_Set task_
Reproduce the entries below in full, word for word.

## begin

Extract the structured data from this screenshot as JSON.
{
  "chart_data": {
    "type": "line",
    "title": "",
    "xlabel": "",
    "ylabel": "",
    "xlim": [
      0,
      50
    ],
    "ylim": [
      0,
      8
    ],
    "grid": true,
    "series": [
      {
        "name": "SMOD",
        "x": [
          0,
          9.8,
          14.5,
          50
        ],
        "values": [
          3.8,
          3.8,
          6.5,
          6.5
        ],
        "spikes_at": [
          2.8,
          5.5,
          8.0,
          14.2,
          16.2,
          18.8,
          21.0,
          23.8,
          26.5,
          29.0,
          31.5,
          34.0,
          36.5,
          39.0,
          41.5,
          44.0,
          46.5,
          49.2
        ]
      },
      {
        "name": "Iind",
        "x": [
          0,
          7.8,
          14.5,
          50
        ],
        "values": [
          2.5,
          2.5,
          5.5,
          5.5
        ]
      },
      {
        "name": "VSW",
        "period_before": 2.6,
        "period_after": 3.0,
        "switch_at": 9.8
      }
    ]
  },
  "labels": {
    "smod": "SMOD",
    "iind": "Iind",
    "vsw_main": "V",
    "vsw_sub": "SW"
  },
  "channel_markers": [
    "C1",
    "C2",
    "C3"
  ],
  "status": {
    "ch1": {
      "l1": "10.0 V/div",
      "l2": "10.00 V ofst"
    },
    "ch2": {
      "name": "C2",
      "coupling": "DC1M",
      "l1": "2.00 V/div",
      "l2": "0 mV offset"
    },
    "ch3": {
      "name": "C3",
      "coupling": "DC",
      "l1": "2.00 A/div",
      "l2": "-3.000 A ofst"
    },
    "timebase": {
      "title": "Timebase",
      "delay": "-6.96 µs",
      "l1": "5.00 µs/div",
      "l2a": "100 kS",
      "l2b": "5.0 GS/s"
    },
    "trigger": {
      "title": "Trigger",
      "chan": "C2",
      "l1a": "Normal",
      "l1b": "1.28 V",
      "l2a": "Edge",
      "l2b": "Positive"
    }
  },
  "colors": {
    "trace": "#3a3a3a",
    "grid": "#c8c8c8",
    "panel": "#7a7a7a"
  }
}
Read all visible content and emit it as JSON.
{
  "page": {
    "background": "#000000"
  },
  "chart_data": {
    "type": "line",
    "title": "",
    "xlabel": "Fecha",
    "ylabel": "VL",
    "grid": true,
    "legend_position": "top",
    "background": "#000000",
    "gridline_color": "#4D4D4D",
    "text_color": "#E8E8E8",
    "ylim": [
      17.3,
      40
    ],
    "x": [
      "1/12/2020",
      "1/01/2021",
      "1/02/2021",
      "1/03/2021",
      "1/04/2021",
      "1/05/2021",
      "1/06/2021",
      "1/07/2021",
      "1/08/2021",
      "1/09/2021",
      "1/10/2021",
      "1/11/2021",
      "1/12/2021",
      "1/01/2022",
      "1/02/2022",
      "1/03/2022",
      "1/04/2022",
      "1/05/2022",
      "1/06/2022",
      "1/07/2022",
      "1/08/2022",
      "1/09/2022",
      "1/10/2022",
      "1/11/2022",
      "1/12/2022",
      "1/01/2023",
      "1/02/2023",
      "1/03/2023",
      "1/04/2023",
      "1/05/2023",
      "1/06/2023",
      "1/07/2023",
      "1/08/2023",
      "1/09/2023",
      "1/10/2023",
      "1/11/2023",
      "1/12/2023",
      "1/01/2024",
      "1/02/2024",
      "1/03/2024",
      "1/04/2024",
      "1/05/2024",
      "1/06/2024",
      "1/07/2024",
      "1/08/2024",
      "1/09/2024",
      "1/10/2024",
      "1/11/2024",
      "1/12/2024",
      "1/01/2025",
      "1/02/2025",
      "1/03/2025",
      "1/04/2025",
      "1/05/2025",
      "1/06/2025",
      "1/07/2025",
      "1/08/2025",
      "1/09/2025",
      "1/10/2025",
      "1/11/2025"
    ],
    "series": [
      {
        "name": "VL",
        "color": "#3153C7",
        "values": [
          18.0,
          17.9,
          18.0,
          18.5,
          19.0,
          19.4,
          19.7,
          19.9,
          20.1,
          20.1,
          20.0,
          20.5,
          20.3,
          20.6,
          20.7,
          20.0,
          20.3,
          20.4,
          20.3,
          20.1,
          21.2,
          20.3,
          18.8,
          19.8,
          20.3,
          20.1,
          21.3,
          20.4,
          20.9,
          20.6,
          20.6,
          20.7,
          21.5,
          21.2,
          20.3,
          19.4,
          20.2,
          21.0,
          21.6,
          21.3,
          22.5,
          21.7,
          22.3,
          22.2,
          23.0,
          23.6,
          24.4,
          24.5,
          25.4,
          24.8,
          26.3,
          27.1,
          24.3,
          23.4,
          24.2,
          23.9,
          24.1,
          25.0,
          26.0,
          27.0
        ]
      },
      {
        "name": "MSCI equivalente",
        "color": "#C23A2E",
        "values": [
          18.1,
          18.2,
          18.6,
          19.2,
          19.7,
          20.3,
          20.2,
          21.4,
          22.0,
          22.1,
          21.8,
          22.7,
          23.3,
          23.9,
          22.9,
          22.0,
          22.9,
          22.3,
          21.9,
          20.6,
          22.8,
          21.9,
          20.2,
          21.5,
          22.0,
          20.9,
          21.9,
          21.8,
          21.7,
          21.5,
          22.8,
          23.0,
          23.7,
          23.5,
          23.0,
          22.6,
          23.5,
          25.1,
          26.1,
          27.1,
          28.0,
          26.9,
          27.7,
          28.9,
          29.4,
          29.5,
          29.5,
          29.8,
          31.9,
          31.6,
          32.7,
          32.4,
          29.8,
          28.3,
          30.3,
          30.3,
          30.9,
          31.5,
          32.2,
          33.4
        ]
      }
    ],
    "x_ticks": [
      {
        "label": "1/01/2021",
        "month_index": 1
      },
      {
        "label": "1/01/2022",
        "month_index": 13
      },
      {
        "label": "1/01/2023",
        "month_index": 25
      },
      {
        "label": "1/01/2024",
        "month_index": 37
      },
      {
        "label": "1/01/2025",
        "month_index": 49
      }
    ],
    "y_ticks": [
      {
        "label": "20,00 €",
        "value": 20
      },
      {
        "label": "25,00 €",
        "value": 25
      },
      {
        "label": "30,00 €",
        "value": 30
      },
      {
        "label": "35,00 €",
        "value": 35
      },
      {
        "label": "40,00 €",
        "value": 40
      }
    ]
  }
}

## end

_Correct response_
Extract the structured data from this screenshot as JSON.
{
  "chart_data": {
    "type": "line",
    "title": "",
    "xlabel": "",
    "ylabel": "",
    "xlim": [
      0,
      50
    ],
    "ylim": [
      0,
      8
    ],
    "grid": true,
    "series": [
      {
        "name": "SMOD",
        "x": [
          0,
          9.8,
          14.5,
          50
        ],
        "values": [
          3.8,
          3.8,
          6.5,
          6.5
        ],
        "spikes_at": [
          2.8,
          5.5,
          8.0,
          14.2,
          16.2,
          18.8,
          21.0,
          23.8,
          26.5,
          29.0,
          31.5,
          34.0,
          36.5,
          39.0,
          41.5,
          44.0,
          46.5,
          49.2
        ]
      },
      {
        "name": "Iind",
        "x": [
          0,
          7.8,
          14.5,
          50
        ],
        "values": [
          2.5,
          2.5,
          5.5,
          5.5
        ]
      },
      {
        "name": "VSW",
        "period_before": 2.6,
        "period_after": 3.0,
        "switch_at": 9.8
      }
    ]
  },
  "labels": {
    "smod": "SMOD",
    "iind": "Iind",
    "vsw_main": "V",
    "vsw_sub": "SW"
  },
  "channel_markers": [
    "C1",
    "C2",
    "C3"
  ],
  "status": {
    "ch1": {
      "l1": "10.0 V/div",
      "l2": "10.00 V ofst"
    },
    "ch2": {
      "name": "C2",
      "coupling": "DC1M",
      "l1": "2.00 V/div",
      "l2": "0 mV offset"
    },
    "ch3": {
      "name": "C3",
      "coupling": "DC",
      "l1": "2.00 A/div",
      "l2": "-3.000 A ofst"
    },
    "timebase": {
      "title": "Timebase",
      "delay": "-6.96 µs",
      "l1": "5.00 µs/div",
      "l2a": "100 kS",
      "l2b": "5.0 GS/s"
    },
    "trigger": {
      "title": "Trigger",
      "chan": "C2",
      "l1a": "Normal",
      "l1b": "1.28 V",
      "l2a": "Edge",
      "l2b": "Positive"
    }
  },
  "colors": {
    "trace": "#3a3a3a",
    "grid": "#c8c8c8",
    "panel": "#7a7a7a"
  }
}
Read all visible content and emit it as JSON.
{
  "page": {
    "background": "#000000"
  },
  "chart_data": {
    "type": "line",
    "title": "",
    "xlabel": "Fecha",
    "ylabel": "VL",
    "grid": true,
    "legend_position": "top",
    "background": "#000000",
    "gridline_color": "#4D4D4D",
    "text_color": "#E8E8E8",
    "ylim": [
      17.3,
      40
    ],
    "x": [
      "1/12/2020",
      "1/01/2021",
      "1/02/2021",
      "1/03/2021",
      "1/04/2021",
      "1/05/2021",
      "1/06/2021",
      "1/07/2021",
      "1/08/2021",
      "1/09/2021",
      "1/10/2021",
      "1/11/2021",
      "1/12/2021",
      "1/01/2022",
      "1/02/2022",
      "1/03/2022",
      "1/04/2022",
      "1/05/2022",
      "1/06/2022",
      "1/07/2022",
      "1/08/2022",
      "1/09/2022",
      "1/10/2022",
      "1/11/2022",
      "1/12/2022",
      "1/01/2023",
      "1/02/2023",
      "1/03/2023",
      "1/04/2023",
      "1/05/2023",
      "1/06/2023",
      "1/07/2023",
      "1/08/2023",
      "1/09/2023",
      "1/10/2023",
      "1/11/2023",
      "1/12/2023",
      "1/01/2024",
      "1/02/2024",
      "1/03/2024",
      "1/04/2024",
      "1/05/2024",
      "1/06/2024",
      "1/07/2024",
      "1/08/2024",
      "1/09/2024",
      "1/10/2024",
      "1/11/2024",
      "1/12/2024",
      "1/01/2025",
      "1/02/2025",
      "1/03/2025",
      "1/04/2025",
      "1/05/2025",
      "1/06/2025",
      "1/07/2025",
      "1/08/2025",
      "1/09/2025",
      "1/10/2025",
      "1/11/2025"
    ],
    "series": [
      {
        "name": "VL",
        "color": "#3153C7",
        "values": [
          18.0,
          17.9,
          18.0,
          18.5,
          19.0,
          19.4,
          19.7,
          19.9,
          20.1,
          20.1,
          20.0,
          20.5,
          20.3,
          20.6,
          20.7,
          20.0,
          20.3,
          20.4,
          20.3,
          20.1,
          21.2,
          20.3,
          18.8,
          19.8,
          20.3,
          20.1,
          21.3,
          20.4,
          20.9,
          20.6,
          20.6,
          20.7,
          21.5,
          21.2,
          20.3,
          19.4,
          20.2,
          21.0,
          21.6,
          21.3,
          22.5,
          21.7,
          22.3,
          22.2,
          23.0,
          23.6,
          24.4,
          24.5,
          25.4,
          24.8,
          26.3,
          27.1,
          24.3,
          23.4,
          24.2,
          23.9,
          24.1,
          25.0,
          26.0,
          27.0
        ]
      },
      {
        "name": "MSCI equivalente",
        "color": "#C23A2E",
        "values": [
          18.1,
          18.2,
          18.6,
          19.2,
          19.7,
          20.3,
          20.2,
          21.4,
          22.0,
          22.1,
          21.8,
          22.7,
          23.3,
          23.9,
          22.9,
          22.0,
          22.9,
          22.3,
          21.9,
          20.6,
          22.8,
          21.9,
          20.2,
          21.5,
          22.0,
          20.9,
          21.9,
          21.8,
          21.7,
          21.5,
          22.8,
          23.0,
          23.7,
          23.5,
          23.0,
          22.6,
          23.5,
          25.1,
          26.1,
          27.1,
          28.0,
          26.9,
          27.7,
          28.9,
          29.4,
          29.5,
          29.5,
          29.8,
          31.9,
          31.6,
          32.7,
          32.4,
          29.8,
          28.3,
          30.3,
          30.3,
          30.9,
          31.5,
          32.2,
          33.4
        ]
      }
    ],
    "x_ticks": [
      {
        "label": "1/01/2021",
        "month_index": 1
      },
      {
        "label": "1/01/2022",
        "month_index": 13
      },
      {
        "label": "1/01/2023",
        "month_index": 25
      },
      {
        "label": "1/01/2024",
        "month_index": 37
      },
      {
        "label": "1/01/2025",
        "month_index": 49
      }
    ],
    "y_ticks": [
      {
        "label": "20,00 €",
        "value": 20
      },
      {
        "label": "25,00 €",
        "value": 25
      },
      {
        "label": "30,00 €",
        "value": 30
      },
      {
        "label": "35,00 €",
        "value": 35
      },
      {
        "label": "40,00 €",
        "value": 40
      }
    ]
  }
}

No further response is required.